**PROMPT:** Extract the complete listing and output it unchanged.

━━ RECORDED INFORMATION

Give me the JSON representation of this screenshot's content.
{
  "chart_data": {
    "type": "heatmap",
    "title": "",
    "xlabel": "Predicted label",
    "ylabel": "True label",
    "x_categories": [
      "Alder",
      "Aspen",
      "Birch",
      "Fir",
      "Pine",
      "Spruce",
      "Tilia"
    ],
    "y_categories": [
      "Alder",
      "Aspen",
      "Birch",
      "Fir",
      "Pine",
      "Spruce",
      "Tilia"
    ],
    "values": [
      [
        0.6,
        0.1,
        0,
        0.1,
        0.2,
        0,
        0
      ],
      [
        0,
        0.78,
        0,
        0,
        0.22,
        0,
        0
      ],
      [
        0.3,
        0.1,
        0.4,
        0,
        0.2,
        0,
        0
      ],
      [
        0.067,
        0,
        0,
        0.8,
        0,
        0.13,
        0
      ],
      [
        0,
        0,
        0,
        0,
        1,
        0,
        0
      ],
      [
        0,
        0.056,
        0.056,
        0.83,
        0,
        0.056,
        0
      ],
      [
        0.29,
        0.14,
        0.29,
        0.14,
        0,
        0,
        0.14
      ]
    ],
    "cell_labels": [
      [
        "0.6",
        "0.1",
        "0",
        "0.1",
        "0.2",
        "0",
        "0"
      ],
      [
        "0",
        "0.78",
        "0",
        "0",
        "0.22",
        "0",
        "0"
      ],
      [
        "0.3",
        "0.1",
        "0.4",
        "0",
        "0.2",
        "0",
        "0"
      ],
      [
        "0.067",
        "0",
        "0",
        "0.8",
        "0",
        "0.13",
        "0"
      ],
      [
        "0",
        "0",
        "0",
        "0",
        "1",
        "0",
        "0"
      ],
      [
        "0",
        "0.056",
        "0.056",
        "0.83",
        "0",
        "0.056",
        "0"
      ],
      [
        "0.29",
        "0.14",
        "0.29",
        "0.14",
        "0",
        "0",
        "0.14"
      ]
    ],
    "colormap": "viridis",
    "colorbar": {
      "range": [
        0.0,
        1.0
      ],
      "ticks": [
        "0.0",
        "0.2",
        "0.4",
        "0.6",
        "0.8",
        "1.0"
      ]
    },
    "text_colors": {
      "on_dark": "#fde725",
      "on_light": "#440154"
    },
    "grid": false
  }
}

━━━━

**FINAL ANSWER:**
Give me the JSON representation of this screenshot's content.
{
  "chart_data": {
    "type": "heatmap",
    "title": "",
    "xlabel": "Predicted label",
    "ylabel": "True label",
    "x_categories": [
      "Alder",
      "Aspen",
      "Birch",
      "Fir",
      "Pine",
      "Spruce",
      "Tilia"
    ],
    "y_categories": [
      "Alder",
      "Aspen",
      "Birch",
      "Fir",
      "Pine",
      "Spruce",
      "Tilia"
    ],
    "values": [
      [
        0.6,
        0.1,
        0,
        0.1,
        0.2,
        0,
        0
      ],
      [
        0,
        0.78,
        0,
        0,
        0.22,
        0,
        0
      ],
      [
        0.3,
        0.1,
        0.4,
        0,
        0.2,
        0,
        0
      ],
      [
        0.067,
        0,
        0,
        0.8,
        0,
        0.13,
        0
      ],
      [
        0,
        0,
        0,
        0,
        1,
        0,
        0
      ],
      [
        0,
        0.056,
        0.056,
        0.83,
        0,
        0.056,
        0
      ],
      [
        0.29,
        0.14,
        0.29,
        0.14,
        0,
        0,
        0.14
      ]
    ],
    "cell_labels": [
      [
        "0.6",
        "0.1",
        "0",
        "0.1",
        "0.2",
        "0",
        "0"
      ],
      [
        "0",
        "0.78",
        "0",
        "0",
        "0.22",
        "0",
        "0"
      ],
      [
        "0.3",
        "0.1",
        "0.4",
        "0",
        "0.2",
        "0",
        "0"
      ],
      [
        "0.067",
        "0",
        "0",
        "0.8",
        "0",
        "0.13",
        "0"
      ],
      [
        "0",
        "0",
        "0",
        "0",
        "1",
        "0",
        "0"
      ],
      [
        "0",
        "0.056",
        "0.056",
        "0.83",
        "0",
        "0.056",
        "0"
      ],
      [
        "0.29",
        "0.14",
        "0.29",
        "0.14",
        "0",
        "0",
        "0.14"
      ]
    ],
    "colormap": "viridis",
    "colorbar": {
      "range": [
        0.0,
        1.0
      ],
      "ticks": [
        "0.0",
        "0.2",
        "0.4",
        "0.6",
        "0.8",
        "1.0"
      ]
    },
    "text_colors": {
      "on_dark": "#fde725",
      "on_light": "#440154"
    },
    "grid": false
  }
}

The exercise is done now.